§ **Excerpted records**:
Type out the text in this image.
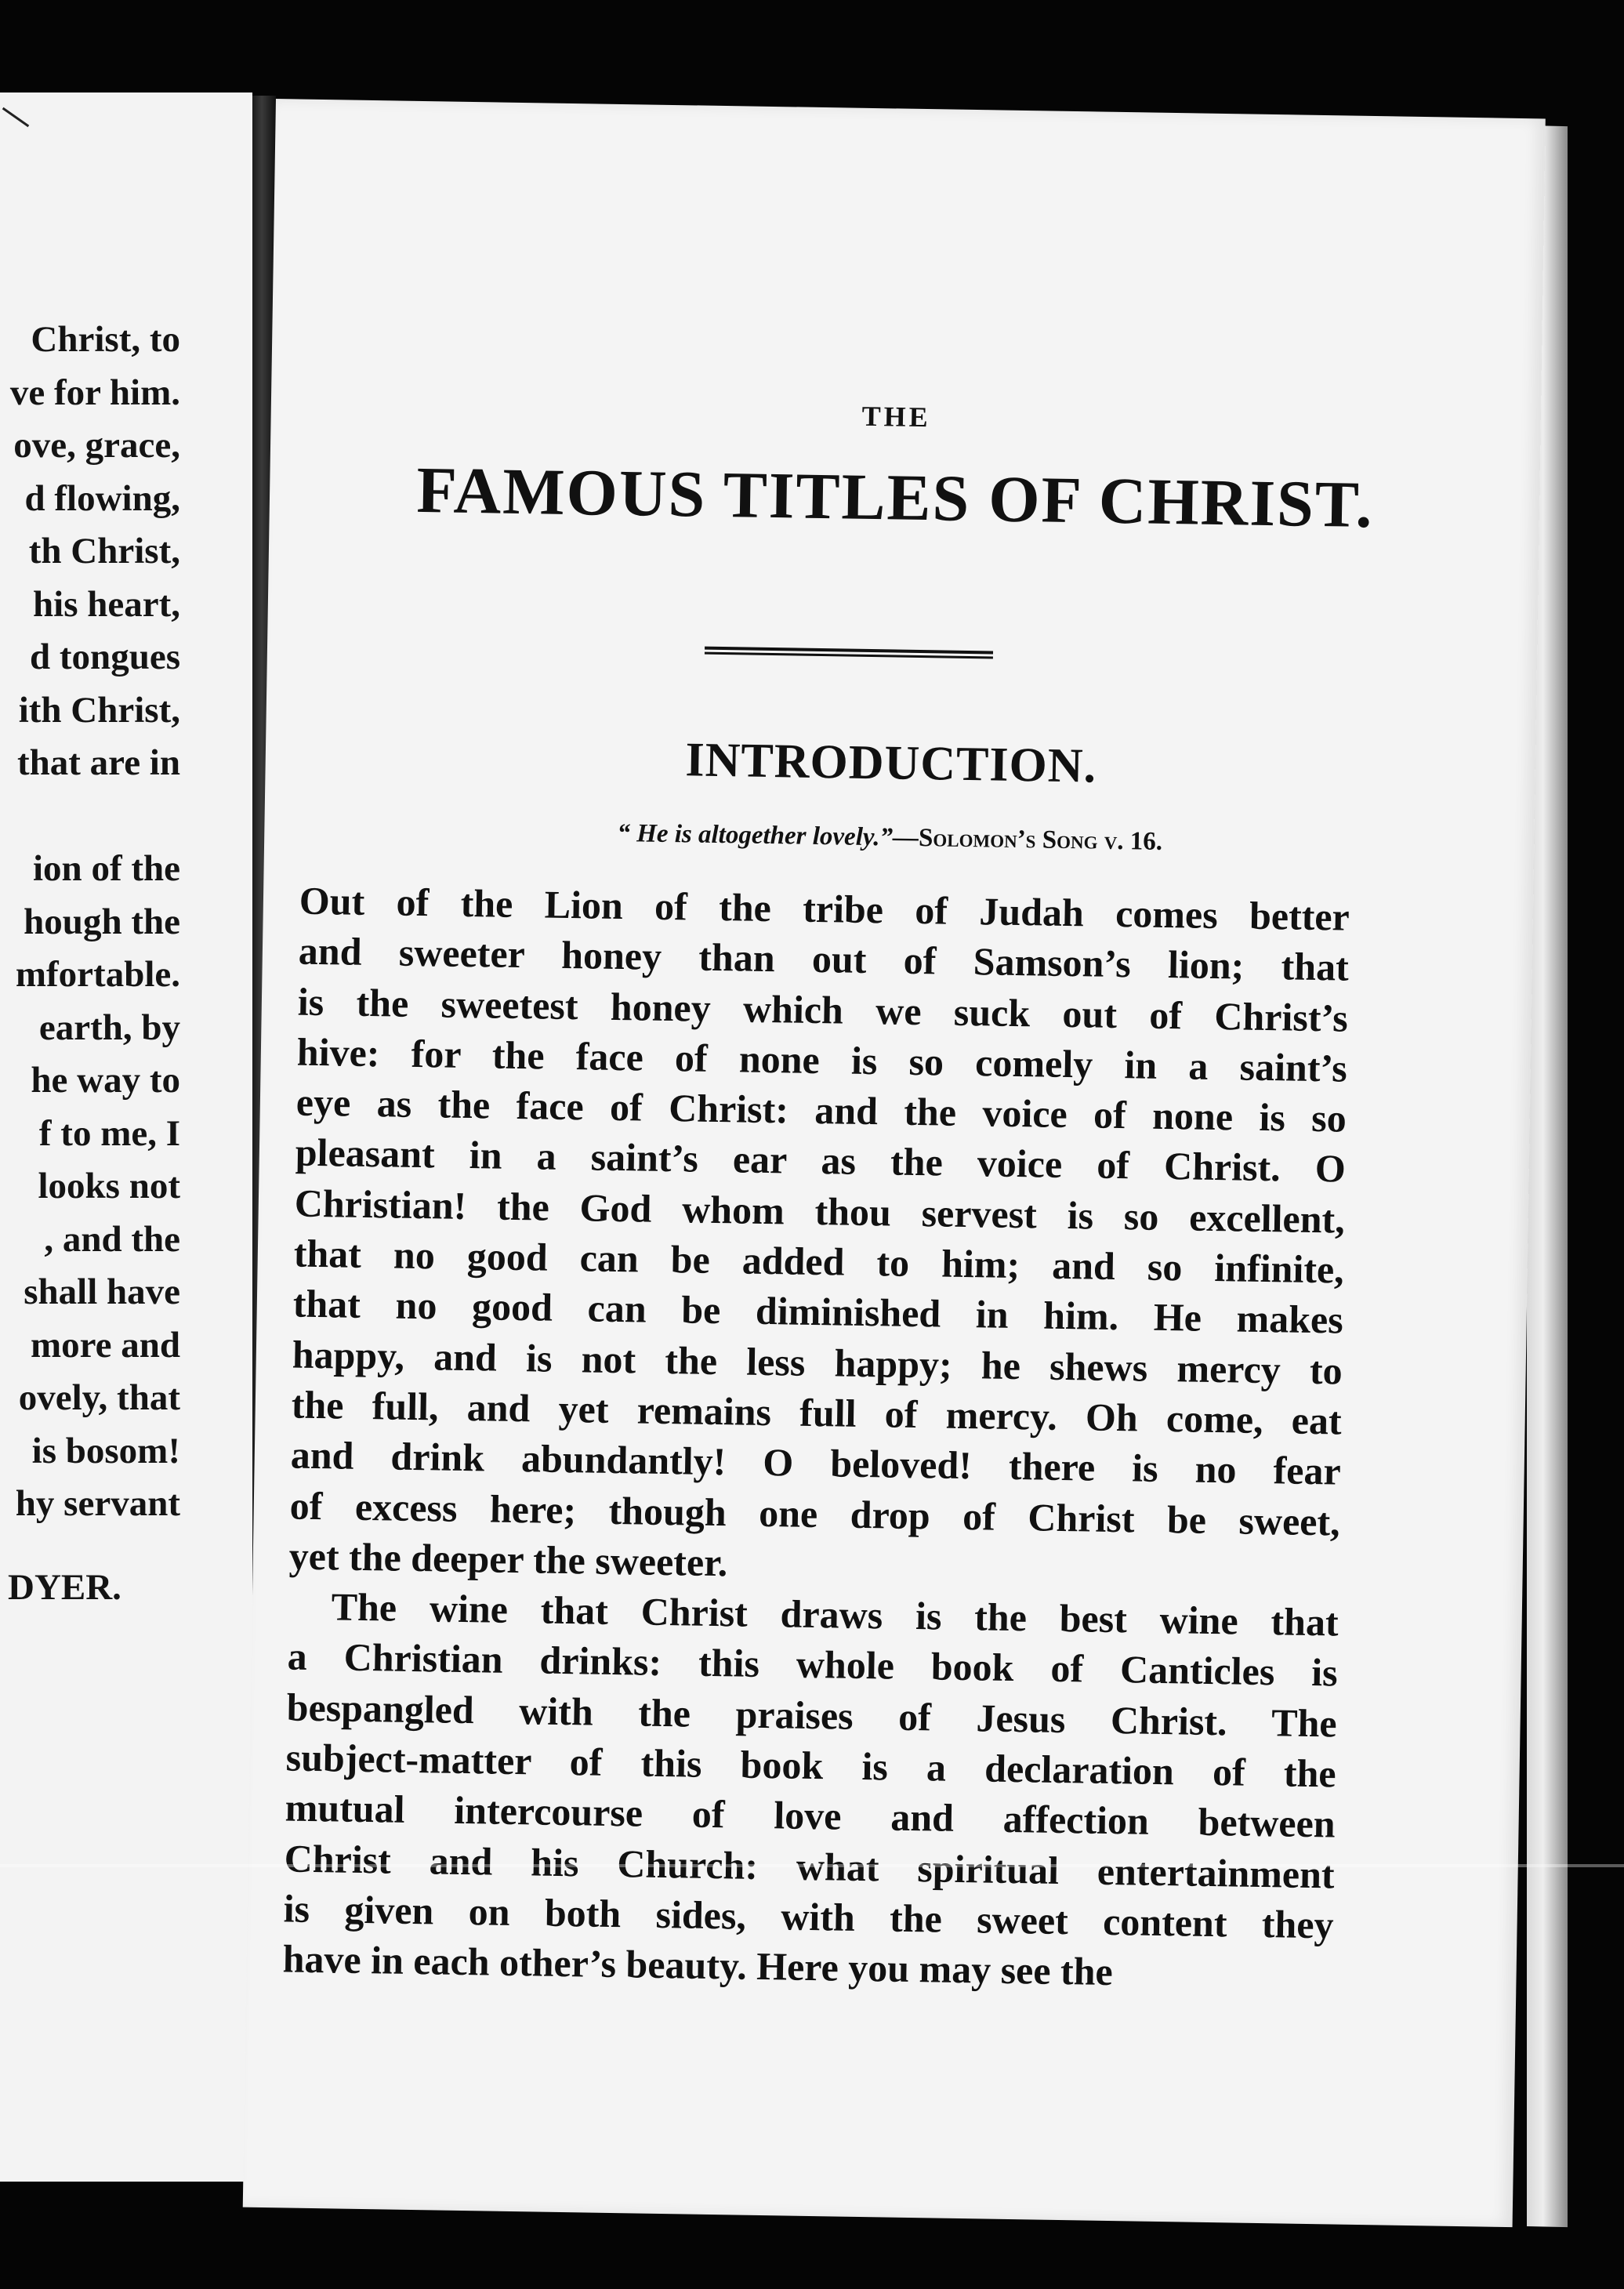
Christ, to
ve for him.
ove, grace,
d flowing,
th Christ,
his heart,
d tongues
ith Christ,
that are in
ion of the
hough the
mfortable.
earth, by
he way to
f to me, I
looks not
, and the
shall have
more and
ovely, that
is bosom!
hy servant
DYER.
THE
FAMOUS TITLES OF CHRIST.
INTRODUCTION.
“ He is altogether lovely.”—Solomon’s Song v. 16.
Out of the Lion of the tribe of Judah comes better
and sweeter honey than out of Samson’s lion; that
is the sweetest honey which we suck out of Christ’s
hive: for the face of none is so comely in a saint’s
eye as the face of Christ: and the voice of none is so
pleasant in a saint’s ear as the voice of Christ. O
Christian! the God whom thou servest is so excellent,
that no good can be added to him; and so infinite,
that no good can be diminished in him. He makes
happy, and is not the less happy; he shews mercy to
the full, and yet remains full of mercy. Oh come, eat
and drink abundantly! O beloved! there is no fear
of excess here; though one drop of Christ be sweet,
yet the deeper the sweeter.
The wine that Christ draws is the best wine that
a Christian drinks: this whole book of Canticles is
bespangled with the praises of Jesus Christ. The
subject-matter of this book is a declaration of the
mutual intercourse of love and affection between
Christ and his Church: what spiritual entertainment
is given on both sides, with the sweet content they
have in each other’s beauty. Here you may see the
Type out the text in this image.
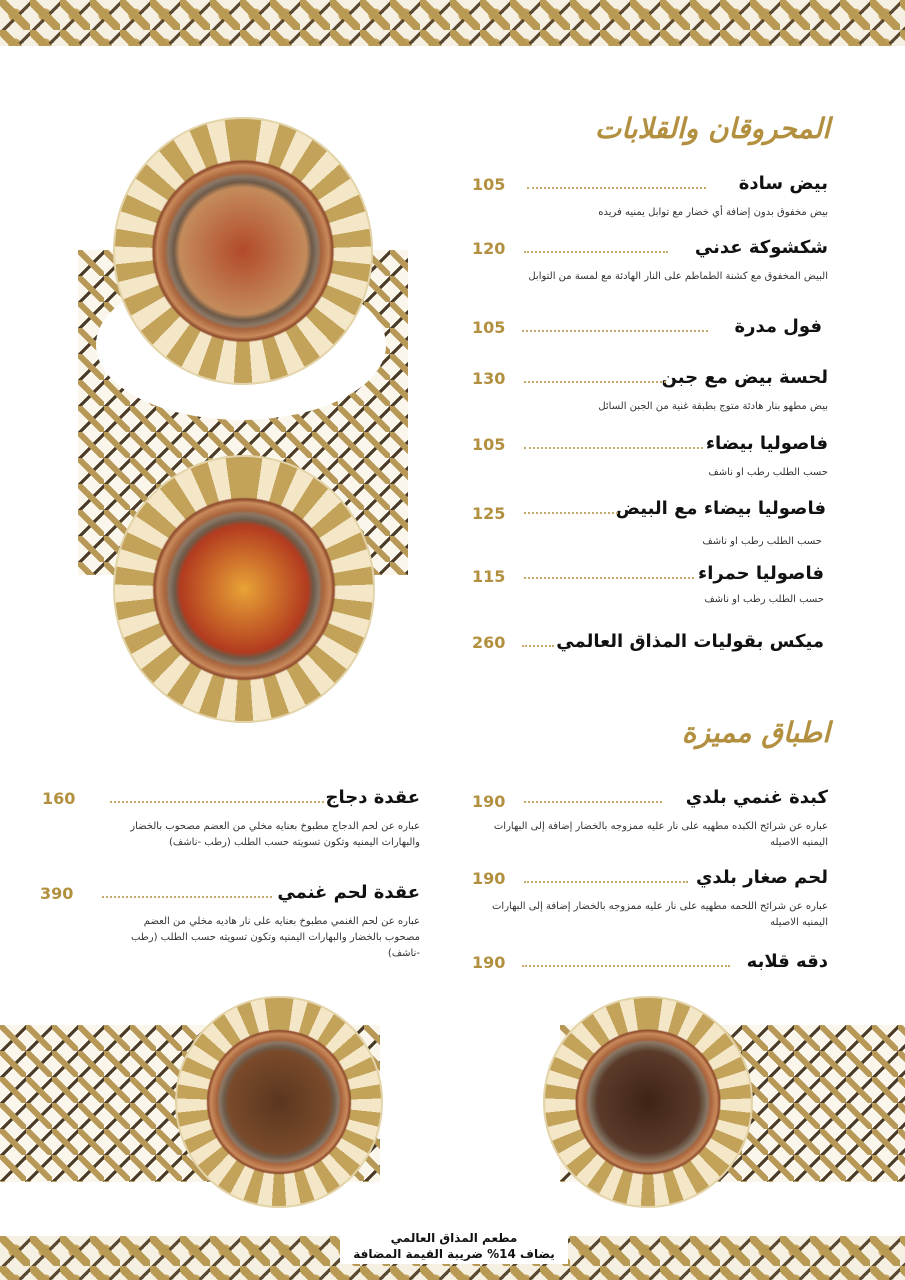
المحروقان والقلابات
بيض سادة
105
بيض مخفوق بدون إضافة أي خضار مع توابل يمنيه فريده
شكشوكة عدني
120
البيض المخفوق مع كشنة الطماطم على النار الهادئة مع لمسة من التوابل
فول مدرة
105
لحسة بيض مع جبن
130
بيض مطهو بنار هادئة متوج بطبقة غنية من الجبن السائل
فاصوليا بيضاء
105
حسب الطلب رطب او ناشف
فاصوليا بيضاء مع البيض
125
حسب الطلب رطب او ناشف
فاصوليا حمراء
115
حسب الطلب رطب او ناشف
ميكس بقوليات المذاق العالمي
260
اطباق مميزة
كبدة غنمي بلدي
190
عباره عن شرائح الكبده مطهيه على نار عليه ممزوجه بالخضار إضافة إلى البهارات اليمنيه الاصيله
لحم صغار بلدي
190
عباره عن شرائح اللحمه مطهيه على نار عليه ممزوجه بالخضار إضافة إلى البهارات اليمنيه الاصيله
دقه قلابه
190
عقدة دجاج
160
عباره عن لحم الدجاج مطبوخ بعنايه مخلي من العضم مصحوب بالخضار والبهارات اليمنيه وتكون تسويته حسب الطلب (رطب -ناشف)
عقدة لحم غنمي
390
عباره عن لحم الغنمي مطبوخ بعنايه على نار هاديه مخلي من العضم مصحوب بالخضار والبهارات اليمنيه وتكون تسويته حسب الطلب (رطب -ناشف)
مطعم المذاق العالمي
يضاف 14% ضريبة القيمة المضافة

§ **Task instructions**: Repeat the entries exactly. Pictures are excluded from the copy.

§ **Answer to this task**:
Type out the text in this image.
Christ, to
ve for him.
ove, grace,
d flowing,
th Christ,
his heart,
d tongues
ith Christ,
that are in
ion of the
hough the
mfortable.
earth, by
he way to
f to me, I
looks not
, and the
shall have
more and
ovely, that
is bosom!
hy servant
DYER.
THE
FAMOUS TITLES OF CHRIST.
INTRODUCTION.
“ He is altogether lovely.”—Solomon’s Song v. 16.
Out of the Lion of the tribe of Judah comes better
and sweeter honey than out of Samson’s lion; that
is the sweetest honey which we suck out of Christ’s
hive: for the face of none is so comely in a saint’s
eye as the face of Christ: and the voice of none is so
pleasant in a saint’s ear as the voice of Christ. O
Christian! the God whom thou servest is so excellent,
that no good can be added to him; and so infinite,
that no good can be diminished in him. He makes
happy, and is not the less happy; he shews mercy to
the full, and yet remains full of mercy. Oh come, eat
and drink abundantly! O beloved! there is no fear
of excess here; though one drop of Christ be sweet,
yet the deeper the sweeter.
The wine that Christ draws is the best wine that
a Christian drinks: this whole book of Canticles is
bespangled with the praises of Jesus Christ. The
subject-matter of this book is a declaration of the
mutual intercourse of love and affection between
Christ and his Church: what spiritual entertainment
is given on both sides, with the sweet content they
have in each other’s beauty. Here you may see the
Type out the text in this image.
المحروقان والقلابات
بيض سادة
105
بيض مخفوق بدون إضافة أي خضار مع توابل يمنيه فريده
شكشوكة عدني
120
البيض المخفوق مع كشنة الطماطم على النار الهادئة مع لمسة من التوابل
فول مدرة
105
لحسة بيض مع جبن
130
بيض مطهو بنار هادئة متوج بطبقة غنية من الجبن السائل
فاصوليا بيضاء
105
حسب الطلب رطب او ناشف
فاصوليا بيضاء مع البيض
125
حسب الطلب رطب او ناشف
فاصوليا حمراء
115
حسب الطلب رطب او ناشف
ميكس بقوليات المذاق العالمي
260
اطباق مميزة
كبدة غنمي بلدي
190
عباره عن شرائح الكبده مطهيه على نار عليه ممزوجه بالخضار إضافة إلى البهارات اليمنيه الاصيله
لحم صغار بلدي
190
عباره عن شرائح اللحمه مطهيه على نار عليه ممزوجه بالخضار إضافة إلى البهارات اليمنيه الاصيله
دقه قلابه
190
عقدة دجاج
160
عباره عن لحم الدجاج مطبوخ بعنايه مخلي من العضم مصحوب بالخضار والبهارات اليمنيه وتكون تسويته حسب الطلب (رطب -ناشف)
عقدة لحم غنمي
390
عباره عن لحم الغنمي مطبوخ بعنايه على نار هاديه مخلي من العضم مصحوب بالخضار والبهارات اليمنيه وتكون تسويته حسب الطلب (رطب -ناشف)
مطعم المذاق العالمي
يضاف 14% ضريبة القيمة المضافة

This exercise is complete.